• What the task asks: Go through the entries and count the lines with the string "Young" in them. Give only that number.

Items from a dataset
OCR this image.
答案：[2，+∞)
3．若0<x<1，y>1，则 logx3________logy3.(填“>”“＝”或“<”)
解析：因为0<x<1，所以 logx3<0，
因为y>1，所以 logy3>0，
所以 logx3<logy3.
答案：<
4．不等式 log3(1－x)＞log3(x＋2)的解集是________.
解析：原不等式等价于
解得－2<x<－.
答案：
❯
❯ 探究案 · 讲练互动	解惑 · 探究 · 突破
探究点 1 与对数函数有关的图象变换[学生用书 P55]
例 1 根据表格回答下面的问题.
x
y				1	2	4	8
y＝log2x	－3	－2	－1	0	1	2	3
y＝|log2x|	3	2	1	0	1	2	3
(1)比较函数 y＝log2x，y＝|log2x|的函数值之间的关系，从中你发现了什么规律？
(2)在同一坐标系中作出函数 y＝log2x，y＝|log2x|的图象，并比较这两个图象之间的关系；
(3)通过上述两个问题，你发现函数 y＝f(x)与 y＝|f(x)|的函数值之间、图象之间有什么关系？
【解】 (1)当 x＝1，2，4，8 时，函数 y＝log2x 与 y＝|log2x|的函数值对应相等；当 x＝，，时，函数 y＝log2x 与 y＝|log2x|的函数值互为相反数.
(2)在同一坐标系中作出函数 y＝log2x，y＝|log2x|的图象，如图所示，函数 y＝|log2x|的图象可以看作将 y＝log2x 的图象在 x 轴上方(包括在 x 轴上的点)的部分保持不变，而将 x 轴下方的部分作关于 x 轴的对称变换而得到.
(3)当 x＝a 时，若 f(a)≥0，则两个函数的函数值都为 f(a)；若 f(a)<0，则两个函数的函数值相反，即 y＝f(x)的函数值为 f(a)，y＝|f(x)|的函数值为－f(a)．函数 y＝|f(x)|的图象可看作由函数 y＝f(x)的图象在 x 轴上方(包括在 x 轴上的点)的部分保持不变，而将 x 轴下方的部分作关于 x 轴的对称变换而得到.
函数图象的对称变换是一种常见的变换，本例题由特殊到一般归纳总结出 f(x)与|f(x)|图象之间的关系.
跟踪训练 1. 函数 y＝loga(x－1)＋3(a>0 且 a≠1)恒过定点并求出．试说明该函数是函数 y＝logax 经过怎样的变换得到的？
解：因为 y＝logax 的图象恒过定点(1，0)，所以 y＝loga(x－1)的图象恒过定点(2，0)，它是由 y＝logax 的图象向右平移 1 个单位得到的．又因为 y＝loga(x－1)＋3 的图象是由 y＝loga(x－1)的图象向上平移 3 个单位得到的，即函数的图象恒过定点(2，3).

* * *

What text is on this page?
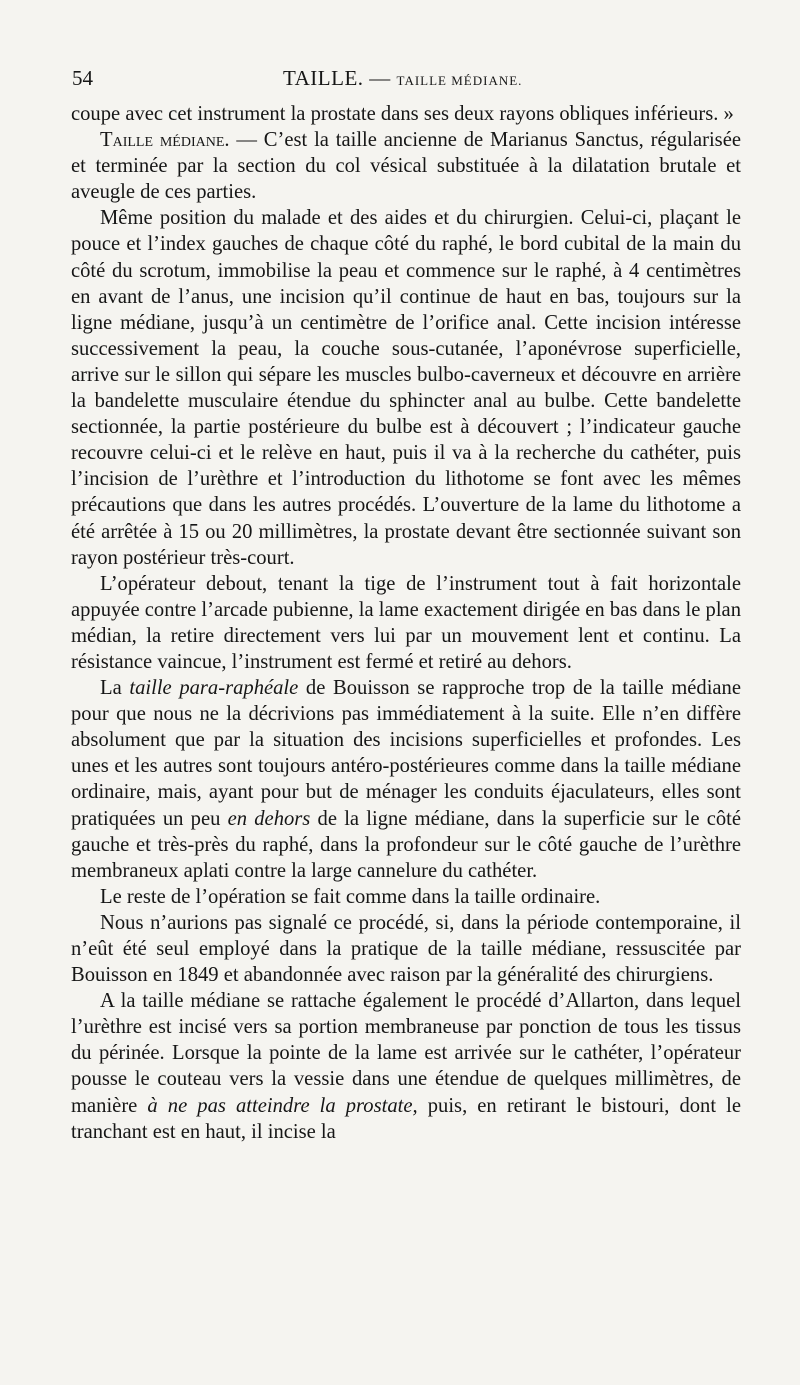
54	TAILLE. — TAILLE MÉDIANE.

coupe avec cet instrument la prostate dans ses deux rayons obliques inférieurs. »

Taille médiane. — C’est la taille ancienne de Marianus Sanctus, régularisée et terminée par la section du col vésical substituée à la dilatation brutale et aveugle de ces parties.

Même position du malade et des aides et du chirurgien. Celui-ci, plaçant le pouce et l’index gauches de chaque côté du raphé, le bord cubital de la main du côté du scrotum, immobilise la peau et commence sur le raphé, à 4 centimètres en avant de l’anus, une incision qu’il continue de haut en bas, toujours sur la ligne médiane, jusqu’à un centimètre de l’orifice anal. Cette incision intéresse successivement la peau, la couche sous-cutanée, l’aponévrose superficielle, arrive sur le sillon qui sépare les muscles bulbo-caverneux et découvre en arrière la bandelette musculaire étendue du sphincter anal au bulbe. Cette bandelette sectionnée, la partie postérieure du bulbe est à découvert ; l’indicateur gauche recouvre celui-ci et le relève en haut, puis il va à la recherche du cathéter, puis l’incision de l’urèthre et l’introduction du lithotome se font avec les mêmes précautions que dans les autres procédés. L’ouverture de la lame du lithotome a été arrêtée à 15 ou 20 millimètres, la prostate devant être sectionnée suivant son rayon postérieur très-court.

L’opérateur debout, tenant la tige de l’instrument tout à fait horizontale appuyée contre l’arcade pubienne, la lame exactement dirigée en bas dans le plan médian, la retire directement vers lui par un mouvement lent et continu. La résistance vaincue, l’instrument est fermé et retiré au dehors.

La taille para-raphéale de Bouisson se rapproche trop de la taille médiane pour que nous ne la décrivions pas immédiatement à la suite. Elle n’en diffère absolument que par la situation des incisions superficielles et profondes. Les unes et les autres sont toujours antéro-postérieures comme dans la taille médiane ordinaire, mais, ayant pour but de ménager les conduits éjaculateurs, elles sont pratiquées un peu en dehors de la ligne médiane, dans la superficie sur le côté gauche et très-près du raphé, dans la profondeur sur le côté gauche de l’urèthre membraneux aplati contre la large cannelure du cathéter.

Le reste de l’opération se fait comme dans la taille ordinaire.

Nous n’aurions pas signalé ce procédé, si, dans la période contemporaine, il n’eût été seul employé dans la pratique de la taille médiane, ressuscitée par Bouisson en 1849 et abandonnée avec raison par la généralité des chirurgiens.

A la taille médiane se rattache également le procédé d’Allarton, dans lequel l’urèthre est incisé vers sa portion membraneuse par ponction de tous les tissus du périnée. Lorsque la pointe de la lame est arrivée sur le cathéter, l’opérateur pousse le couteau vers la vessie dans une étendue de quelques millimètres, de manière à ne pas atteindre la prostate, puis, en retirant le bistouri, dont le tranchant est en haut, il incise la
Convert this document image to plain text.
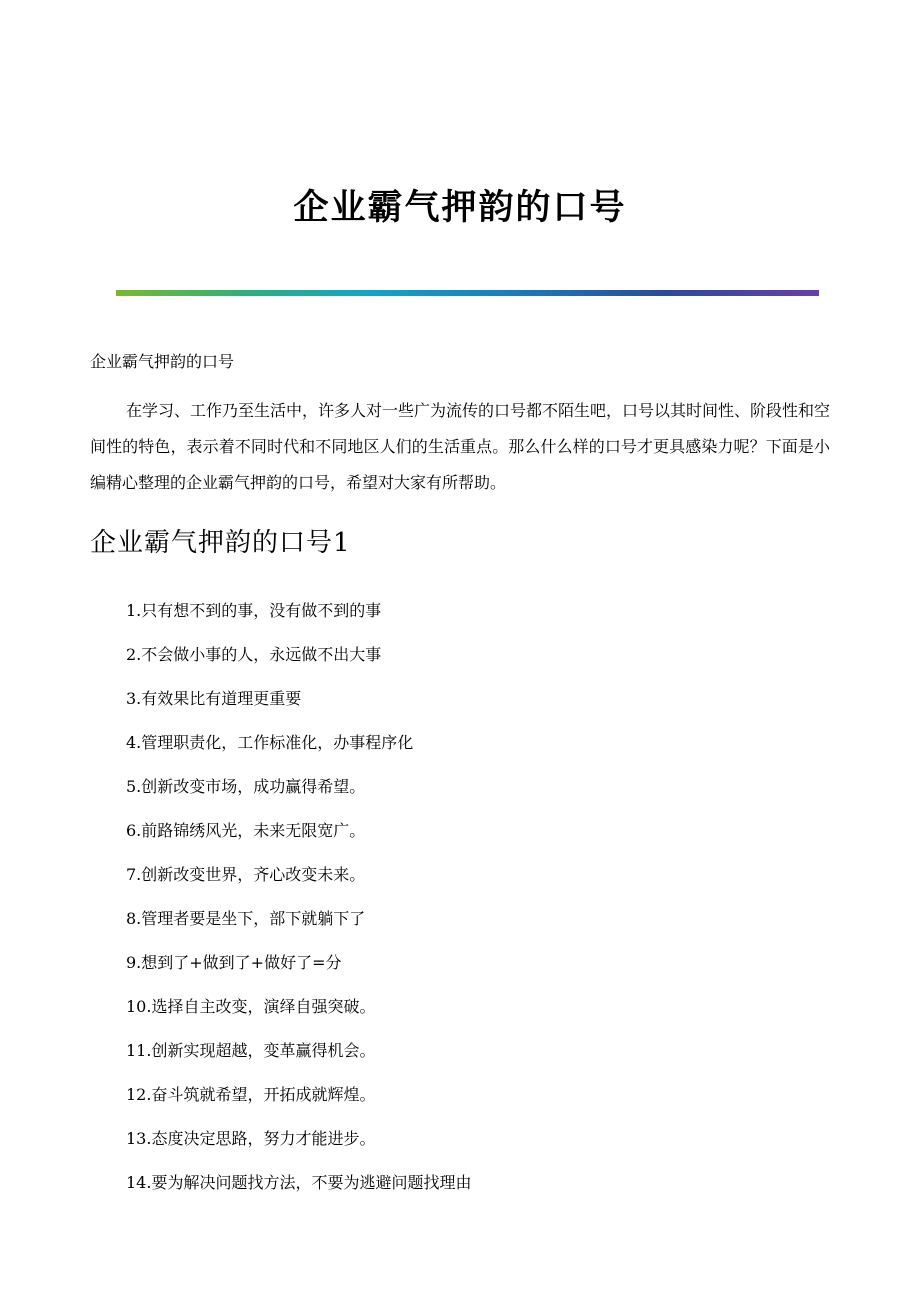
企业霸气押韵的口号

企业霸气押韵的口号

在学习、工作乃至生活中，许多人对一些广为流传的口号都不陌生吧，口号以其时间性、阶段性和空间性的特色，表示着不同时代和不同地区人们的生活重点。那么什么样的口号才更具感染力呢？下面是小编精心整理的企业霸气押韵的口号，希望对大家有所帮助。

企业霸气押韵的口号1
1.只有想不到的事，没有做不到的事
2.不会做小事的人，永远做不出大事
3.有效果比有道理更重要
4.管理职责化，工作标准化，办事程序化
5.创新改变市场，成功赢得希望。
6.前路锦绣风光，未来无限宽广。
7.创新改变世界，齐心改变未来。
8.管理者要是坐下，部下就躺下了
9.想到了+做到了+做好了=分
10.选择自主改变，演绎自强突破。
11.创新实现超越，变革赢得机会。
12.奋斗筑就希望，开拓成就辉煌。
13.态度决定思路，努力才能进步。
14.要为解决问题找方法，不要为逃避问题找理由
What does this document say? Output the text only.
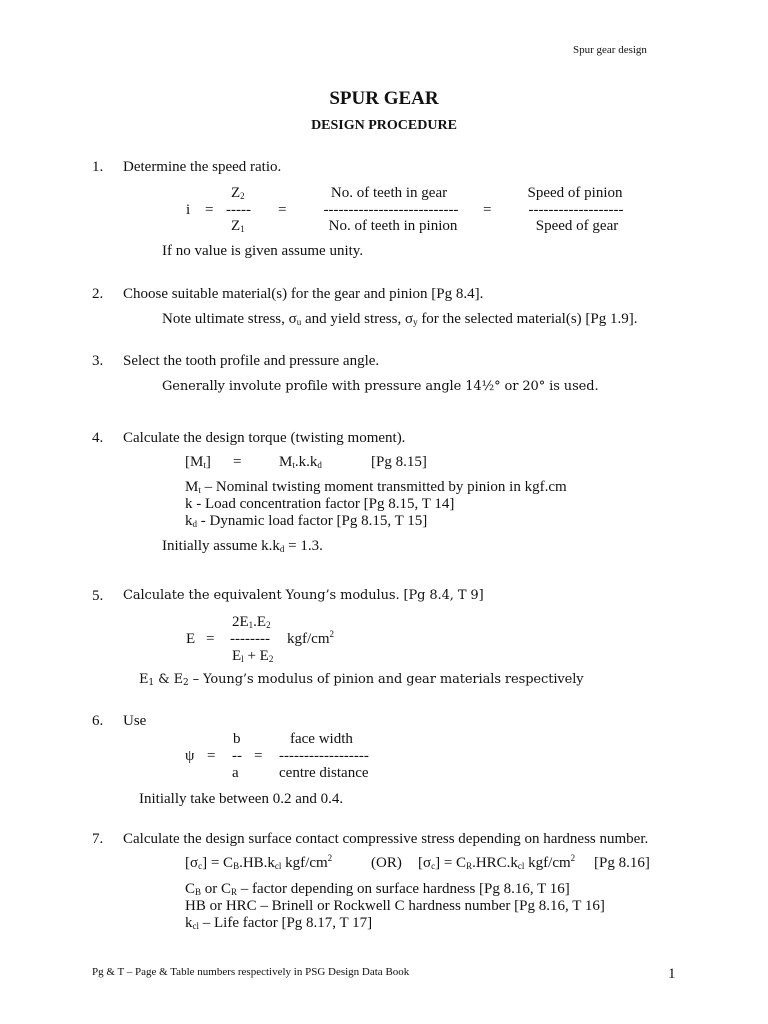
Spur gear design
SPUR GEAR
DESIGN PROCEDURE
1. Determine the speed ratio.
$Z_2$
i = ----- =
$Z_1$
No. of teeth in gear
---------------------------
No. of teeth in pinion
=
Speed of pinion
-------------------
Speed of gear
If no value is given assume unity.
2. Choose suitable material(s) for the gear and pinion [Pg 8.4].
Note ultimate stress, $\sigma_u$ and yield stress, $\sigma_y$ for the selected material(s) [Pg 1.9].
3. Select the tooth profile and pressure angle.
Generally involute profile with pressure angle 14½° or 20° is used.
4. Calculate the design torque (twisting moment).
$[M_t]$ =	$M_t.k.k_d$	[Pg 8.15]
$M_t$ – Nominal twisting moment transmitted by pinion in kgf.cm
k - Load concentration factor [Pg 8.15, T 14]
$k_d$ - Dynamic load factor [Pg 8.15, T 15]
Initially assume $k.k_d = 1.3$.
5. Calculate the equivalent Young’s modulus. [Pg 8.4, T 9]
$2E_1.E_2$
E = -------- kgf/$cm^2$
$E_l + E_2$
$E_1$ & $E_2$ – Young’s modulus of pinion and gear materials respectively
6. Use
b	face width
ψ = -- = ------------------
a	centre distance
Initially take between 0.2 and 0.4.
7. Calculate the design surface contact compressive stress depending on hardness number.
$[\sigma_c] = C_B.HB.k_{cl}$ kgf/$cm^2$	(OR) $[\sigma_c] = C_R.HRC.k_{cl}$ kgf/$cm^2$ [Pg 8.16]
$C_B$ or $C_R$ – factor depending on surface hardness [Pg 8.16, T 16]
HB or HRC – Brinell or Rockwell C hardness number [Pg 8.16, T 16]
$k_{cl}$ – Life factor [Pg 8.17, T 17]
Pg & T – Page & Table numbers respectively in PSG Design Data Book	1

--

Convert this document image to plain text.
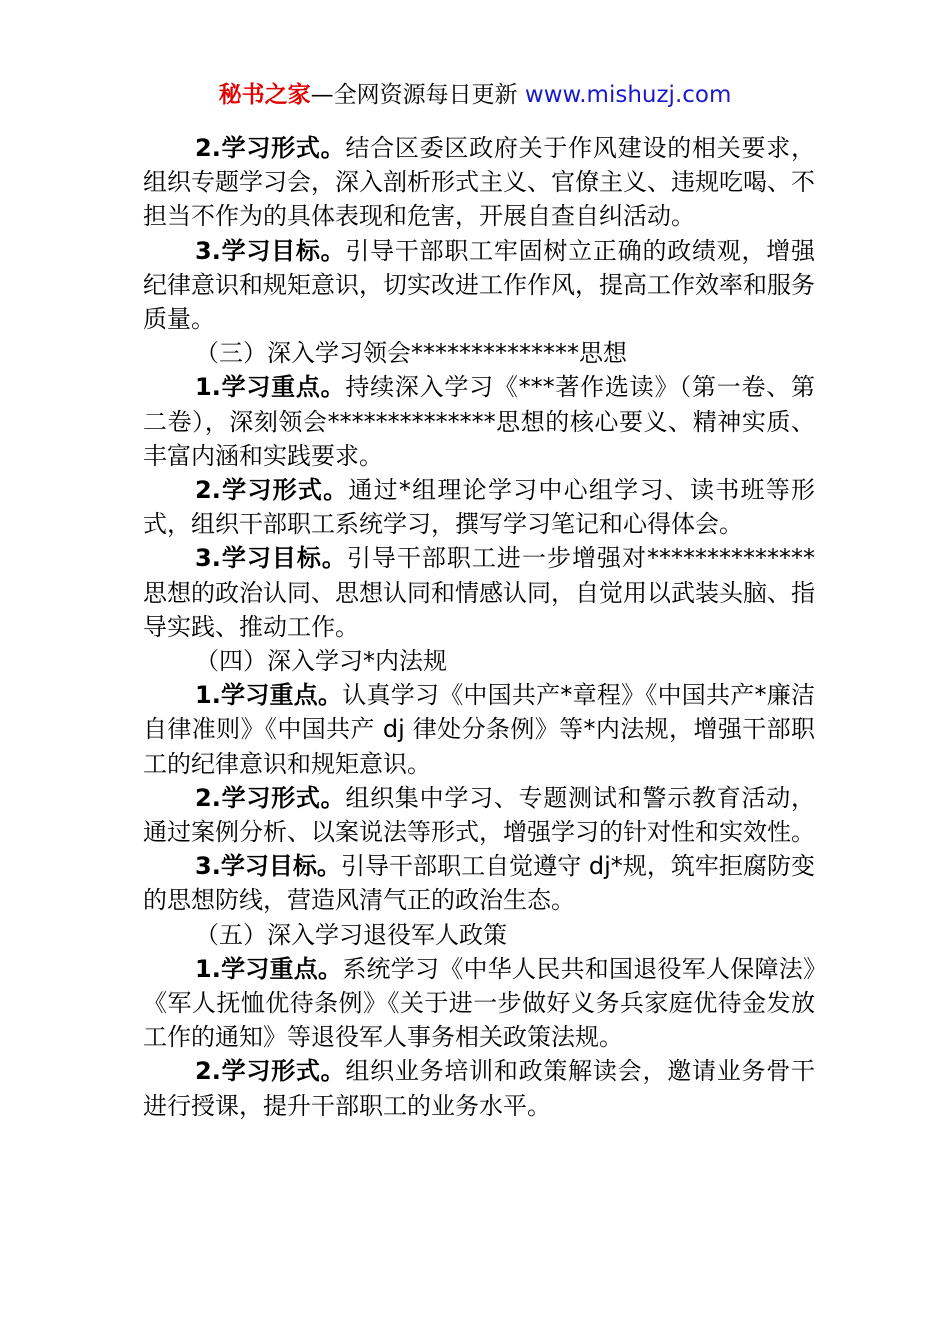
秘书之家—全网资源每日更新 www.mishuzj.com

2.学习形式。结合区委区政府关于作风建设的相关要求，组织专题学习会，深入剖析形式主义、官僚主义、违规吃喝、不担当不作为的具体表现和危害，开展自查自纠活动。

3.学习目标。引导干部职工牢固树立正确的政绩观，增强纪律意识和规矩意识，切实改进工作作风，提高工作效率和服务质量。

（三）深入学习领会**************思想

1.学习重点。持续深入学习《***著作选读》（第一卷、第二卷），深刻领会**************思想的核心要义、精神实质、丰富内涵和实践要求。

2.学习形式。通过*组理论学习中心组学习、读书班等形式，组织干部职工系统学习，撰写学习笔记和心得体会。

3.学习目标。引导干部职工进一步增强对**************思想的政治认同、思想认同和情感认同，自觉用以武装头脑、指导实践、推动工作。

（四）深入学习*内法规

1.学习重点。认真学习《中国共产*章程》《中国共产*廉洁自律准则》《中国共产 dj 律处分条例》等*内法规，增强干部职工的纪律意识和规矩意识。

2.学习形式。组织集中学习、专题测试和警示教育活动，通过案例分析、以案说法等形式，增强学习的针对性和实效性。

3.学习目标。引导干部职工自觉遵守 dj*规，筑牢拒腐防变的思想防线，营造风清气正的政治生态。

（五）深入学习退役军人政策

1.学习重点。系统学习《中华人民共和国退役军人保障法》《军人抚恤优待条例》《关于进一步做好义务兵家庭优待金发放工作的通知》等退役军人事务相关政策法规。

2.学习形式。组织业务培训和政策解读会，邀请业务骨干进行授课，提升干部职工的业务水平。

• Exercise solution: 2